>> Begin

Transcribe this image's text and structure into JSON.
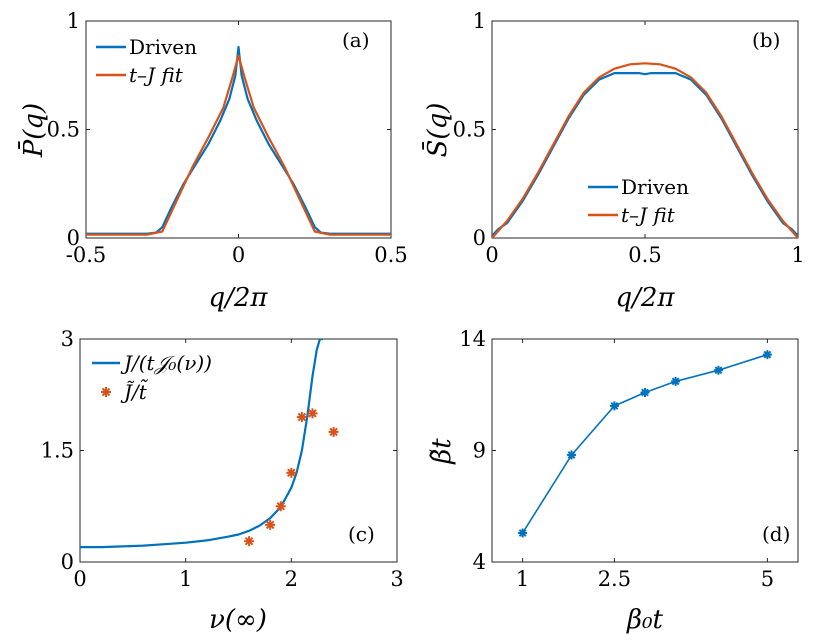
{
  "colors": {
    "blue": "#0072BD",
    "orange": "#D95319"
  },
  "chart_data": [
    {
      "type": "line",
      "panel": "(a)",
      "xlabel": "q/2π",
      "ylabel": "P̄(q)",
      "xlim": [
        -0.5,
        0.5
      ],
      "ylim": [
        0,
        1
      ],
      "xticks": [
        -0.5,
        0,
        0.5
      ],
      "xticklabels": [
        "-0.5",
        "0",
        "0.5"
      ],
      "yticks": [
        0,
        0.5,
        1
      ],
      "yticklabels": [
        "0",
        "0.5",
        "1"
      ],
      "legend": "top-left",
      "series": [
        {
          "name": "Driven",
          "color": "#0072BD",
          "x": [
            -0.5,
            -0.4,
            -0.3,
            -0.27,
            -0.25,
            -0.22,
            -0.18,
            -0.14,
            -0.1,
            -0.06,
            -0.03,
            -0.01,
            0,
            0.01,
            0.03,
            0.06,
            0.1,
            0.14,
            0.18,
            0.22,
            0.25,
            0.27,
            0.3,
            0.4,
            0.5
          ],
          "y": [
            0.02,
            0.02,
            0.02,
            0.025,
            0.05,
            0.14,
            0.25,
            0.34,
            0.43,
            0.54,
            0.64,
            0.75,
            0.88,
            0.75,
            0.64,
            0.54,
            0.43,
            0.34,
            0.25,
            0.14,
            0.05,
            0.025,
            0.02,
            0.02,
            0.02
          ]
        },
        {
          "name": "t–J fit",
          "color": "#D95319",
          "x": [
            -0.5,
            -0.4,
            -0.3,
            -0.25,
            -0.2,
            -0.15,
            -0.1,
            -0.05,
            -0.02,
            0,
            0.02,
            0.05,
            0.1,
            0.15,
            0.2,
            0.25,
            0.3,
            0.4,
            0.5
          ],
          "y": [
            0.015,
            0.015,
            0.015,
            0.03,
            0.18,
            0.33,
            0.46,
            0.6,
            0.74,
            0.84,
            0.74,
            0.6,
            0.46,
            0.33,
            0.18,
            0.03,
            0.015,
            0.015,
            0.015
          ]
        }
      ]
    },
    {
      "type": "line",
      "panel": "(b)",
      "xlabel": "q/2π",
      "ylabel": "S̄(q)",
      "xlim": [
        0,
        1
      ],
      "ylim": [
        0,
        1
      ],
      "xticks": [
        0,
        0.5,
        1
      ],
      "xticklabels": [
        "0",
        "0.5",
        "1"
      ],
      "yticks": [
        0,
        0.5,
        1
      ],
      "yticklabels": [
        "0",
        "0.5",
        "1"
      ],
      "legend": "bottom-center",
      "series": [
        {
          "name": "Driven",
          "color": "#0072BD",
          "x": [
            0,
            0.02,
            0.05,
            0.1,
            0.15,
            0.2,
            0.25,
            0.3,
            0.35,
            0.4,
            0.45,
            0.48,
            0.5,
            0.52,
            0.55,
            0.6,
            0.65,
            0.7,
            0.75,
            0.8,
            0.85,
            0.9,
            0.95,
            0.98,
            1
          ],
          "y": [
            0.01,
            0.04,
            0.07,
            0.17,
            0.29,
            0.42,
            0.55,
            0.66,
            0.73,
            0.76,
            0.76,
            0.76,
            0.755,
            0.76,
            0.76,
            0.76,
            0.73,
            0.66,
            0.55,
            0.42,
            0.29,
            0.17,
            0.07,
            0.04,
            0.01
          ]
        },
        {
          "name": "t–J fit",
          "color": "#D95319",
          "x": [
            0,
            0.05,
            0.1,
            0.15,
            0.2,
            0.25,
            0.3,
            0.35,
            0.4,
            0.45,
            0.5,
            0.55,
            0.6,
            0.65,
            0.7,
            0.75,
            0.8,
            0.85,
            0.9,
            0.95,
            1
          ],
          "y": [
            0,
            0.08,
            0.18,
            0.3,
            0.43,
            0.56,
            0.67,
            0.74,
            0.78,
            0.8,
            0.805,
            0.8,
            0.78,
            0.74,
            0.67,
            0.56,
            0.43,
            0.3,
            0.18,
            0.08,
            0
          ]
        }
      ]
    },
    {
      "type": "line+scatter",
      "panel": "(c)",
      "xlabel": "ν(∞)",
      "xlim": [
        0,
        3
      ],
      "ylim": [
        0,
        3
      ],
      "xticks": [
        0,
        1,
        2,
        3
      ],
      "xticklabels": [
        "0",
        "1",
        "2",
        "3"
      ],
      "yticks": [
        0,
        1.5,
        3
      ],
      "yticklabels": [
        "0",
        "1.5",
        "3"
      ],
      "legend": "top-left",
      "series": [
        {
          "name": "J/(t𝒥₀(ν))",
          "kind": "line",
          "color": "#0072BD",
          "x": [
            0,
            0.2,
            0.4,
            0.6,
            0.8,
            1.0,
            1.2,
            1.4,
            1.5,
            1.6,
            1.7,
            1.8,
            1.9,
            2.0,
            2.05,
            2.1,
            2.15,
            2.2,
            2.24,
            2.27,
            2.3
          ],
          "y": [
            0.2,
            0.2,
            0.21,
            0.22,
            0.24,
            0.26,
            0.29,
            0.34,
            0.37,
            0.42,
            0.49,
            0.59,
            0.74,
            1.0,
            1.2,
            1.5,
            1.95,
            2.5,
            2.85,
            3.0,
            3.0
          ]
        },
        {
          "name": "J̃/t̃",
          "kind": "scatter",
          "color": "#D95319",
          "x": [
            1.6,
            1.8,
            1.9,
            2.0,
            2.1,
            2.2,
            2.4
          ],
          "y": [
            0.28,
            0.5,
            0.75,
            1.2,
            1.95,
            2.0,
            1.75
          ]
        }
      ]
    },
    {
      "type": "line",
      "panel": "(d)",
      "xlabel": "β₀t",
      "ylabel": "β̃t",
      "xlim": [
        0.5,
        5.5
      ],
      "ylim": [
        4,
        14
      ],
      "xticks": [
        1,
        2.5,
        5
      ],
      "xticklabels": [
        "1",
        "2.5",
        "5"
      ],
      "yticks": [
        4,
        9,
        14
      ],
      "yticklabels": [
        "4",
        "9",
        "14"
      ],
      "series": [
        {
          "name": "",
          "color": "#0072BD",
          "marker": "asterisk",
          "x": [
            1,
            1.8,
            2.5,
            3.0,
            3.5,
            4.2,
            5.0
          ],
          "y": [
            5.3,
            8.8,
            11.0,
            11.6,
            12.1,
            12.6,
            13.3
          ]
        }
      ]
    }
  ]
}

>> End

• SET TASK:
Go through the entries above and print each one exactly, minus the pictures.

• WRITTEN ANSWER:
Transcribe this image's text and structure into JSON.
{
  "colors": {
    "blue": "#0072BD",
    "orange": "#D95319"
  },
  "chart_data": [
    {
      "type": "line",
      "panel": "(a)",
      "xlabel": "q/2π",
      "ylabel": "P̄(q)",
      "xlim": [
        -0.5,
        0.5
      ],
      "ylim": [
        0,
        1
      ],
      "xticks": [
        -0.5,
        0,
        0.5
      ],
      "xticklabels": [
        "-0.5",
        "0",
        "0.5"
      ],
      "yticks": [
        0,
        0.5,
        1
      ],
      "yticklabels": [
        "0",
        "0.5",
        "1"
      ],
      "legend": "top-left",
      "series": [
        {
          "name": "Driven",
          "color": "#0072BD",
          "x": [
            -0.5,
            -0.4,
            -0.3,
            -0.27,
            -0.25,
            -0.22,
            -0.18,
            -0.14,
            -0.1,
            -0.06,
            -0.03,
            -0.01,
            0,
            0.01,
            0.03,
            0.06,
            0.1,
            0.14,
            0.18,
            0.22,
            0.25,
            0.27,
            0.3,
            0.4,
            0.5
          ],
          "y": [
            0.02,
            0.02,
            0.02,
            0.025,
            0.05,
            0.14,
            0.25,
            0.34,
            0.43,
            0.54,
            0.64,
            0.75,
            0.88,
            0.75,
            0.64,
            0.54,
            0.43,
            0.34,
            0.25,
            0.14,
            0.05,
            0.025,
            0.02,
            0.02,
            0.02
          ]
        },
        {
          "name": "t–J fit",
          "color": "#D95319",
          "x": [
            -0.5,
            -0.4,
            -0.3,
            -0.25,
            -0.2,
            -0.15,
            -0.1,
            -0.05,
            -0.02,
            0,
            0.02,
            0.05,
            0.1,
            0.15,
            0.2,
            0.25,
            0.3,
            0.4,
            0.5
          ],
          "y": [
            0.015,
            0.015,
            0.015,
            0.03,
            0.18,
            0.33,
            0.46,
            0.6,
            0.74,
            0.84,
            0.74,
            0.6,
            0.46,
            0.33,
            0.18,
            0.03,
            0.015,
            0.015,
            0.015
          ]
        }
      ]
    },
    {
      "type": "line",
      "panel": "(b)",
      "xlabel": "q/2π",
      "ylabel": "S̄(q)",
      "xlim": [
        0,
        1
      ],
      "ylim": [
        0,
        1
      ],
      "xticks": [
        0,
        0.5,
        1
      ],
      "xticklabels": [
        "0",
        "0.5",
        "1"
      ],
      "yticks": [
        0,
        0.5,
        1
      ],
      "yticklabels": [
        "0",
        "0.5",
        "1"
      ],
      "legend": "bottom-center",
      "series": [
        {
          "name": "Driven",
          "color": "#0072BD",
          "x": [
            0,
            0.02,
            0.05,
            0.1,
            0.15,
            0.2,
            0.25,
            0.3,
            0.35,
            0.4,
            0.45,
            0.48,
            0.5,
            0.52,
            0.55,
            0.6,
            0.65,
            0.7,
            0.75,
            0.8,
            0.85,
            0.9,
            0.95,
            0.98,
            1
          ],
          "y": [
            0.01,
            0.04,
            0.07,
            0.17,
            0.29,
            0.42,
            0.55,
            0.66,
            0.73,
            0.76,
            0.76,
            0.76,
            0.755,
            0.76,
            0.76,
            0.76,
            0.73,
            0.66,
            0.55,
            0.42,
            0.29,
            0.17,
            0.07,
            0.04,
            0.01
          ]
        },
        {
          "name": "t–J fit",
          "color": "#D95319",
          "x": [
            0,
            0.05,
            0.1,
            0.15,
            0.2,
            0.25,
            0.3,
            0.35,
            0.4,
            0.45,
            0.5,
            0.55,
            0.6,
            0.65,
            0.7,
            0.75,
            0.8,
            0.85,
            0.9,
            0.95,
            1
          ],
          "y": [
            0,
            0.08,
            0.18,
            0.3,
            0.43,
            0.56,
            0.67,
            0.74,
            0.78,
            0.8,
            0.805,
            0.8,
            0.78,
            0.74,
            0.67,
            0.56,
            0.43,
            0.3,
            0.18,
            0.08,
            0
          ]
        }
      ]
    },
    {
      "type": "line+scatter",
      "panel": "(c)",
      "xlabel": "ν(∞)",
      "xlim": [
        0,
        3
      ],
      "ylim": [
        0,
        3
      ],
      "xticks": [
        0,
        1,
        2,
        3
      ],
      "xticklabels": [
        "0",
        "1",
        "2",
        "3"
      ],
      "yticks": [
        0,
        1.5,
        3
      ],
      "yticklabels": [
        "0",
        "1.5",
        "3"
      ],
      "legend": "top-left",
      "series": [
        {
          "name": "J/(t𝒥₀(ν))",
          "kind": "line",
          "color": "#0072BD",
          "x": [
            0,
            0.2,
            0.4,
            0.6,
            0.8,
            1.0,
            1.2,
            1.4,
            1.5,
            1.6,
            1.7,
            1.8,
            1.9,
            2.0,
            2.05,
            2.1,
            2.15,
            2.2,
            2.24,
            2.27,
            2.3
          ],
          "y": [
            0.2,
            0.2,
            0.21,
            0.22,
            0.24,
            0.26,
            0.29,
            0.34,
            0.37,
            0.42,
            0.49,
            0.59,
            0.74,
            1.0,
            1.2,
            1.5,
            1.95,
            2.5,
            2.85,
            3.0,
            3.0
          ]
        },
        {
          "name": "J̃/t̃",
          "kind": "scatter",
          "color": "#D95319",
          "x": [
            1.6,
            1.8,
            1.9,
            2.0,
            2.1,
            2.2,
            2.4
          ],
          "y": [
            0.28,
            0.5,
            0.75,
            1.2,
            1.95,
            2.0,
            1.75
          ]
        }
      ]
    },
    {
      "type": "line",
      "panel": "(d)",
      "xlabel": "β₀t",
      "ylabel": "β̃t",
      "xlim": [
        0.5,
        5.5
      ],
      "ylim": [
        4,
        14
      ],
      "xticks": [
        1,
        2.5,
        5
      ],
      "xticklabels": [
        "1",
        "2.5",
        "5"
      ],
      "yticks": [
        4,
        9,
        14
      ],
      "yticklabels": [
        "4",
        "9",
        "14"
      ],
      "series": [
        {
          "name": "",
          "color": "#0072BD",
          "marker": "asterisk",
          "x": [
            1,
            1.8,
            2.5,
            3.0,
            3.5,
            4.2,
            5.0
          ],
          "y": [
            5.3,
            8.8,
            11.0,
            11.6,
            12.1,
            12.6,
            13.3
          ]
        }
      ]
    }
  ]
}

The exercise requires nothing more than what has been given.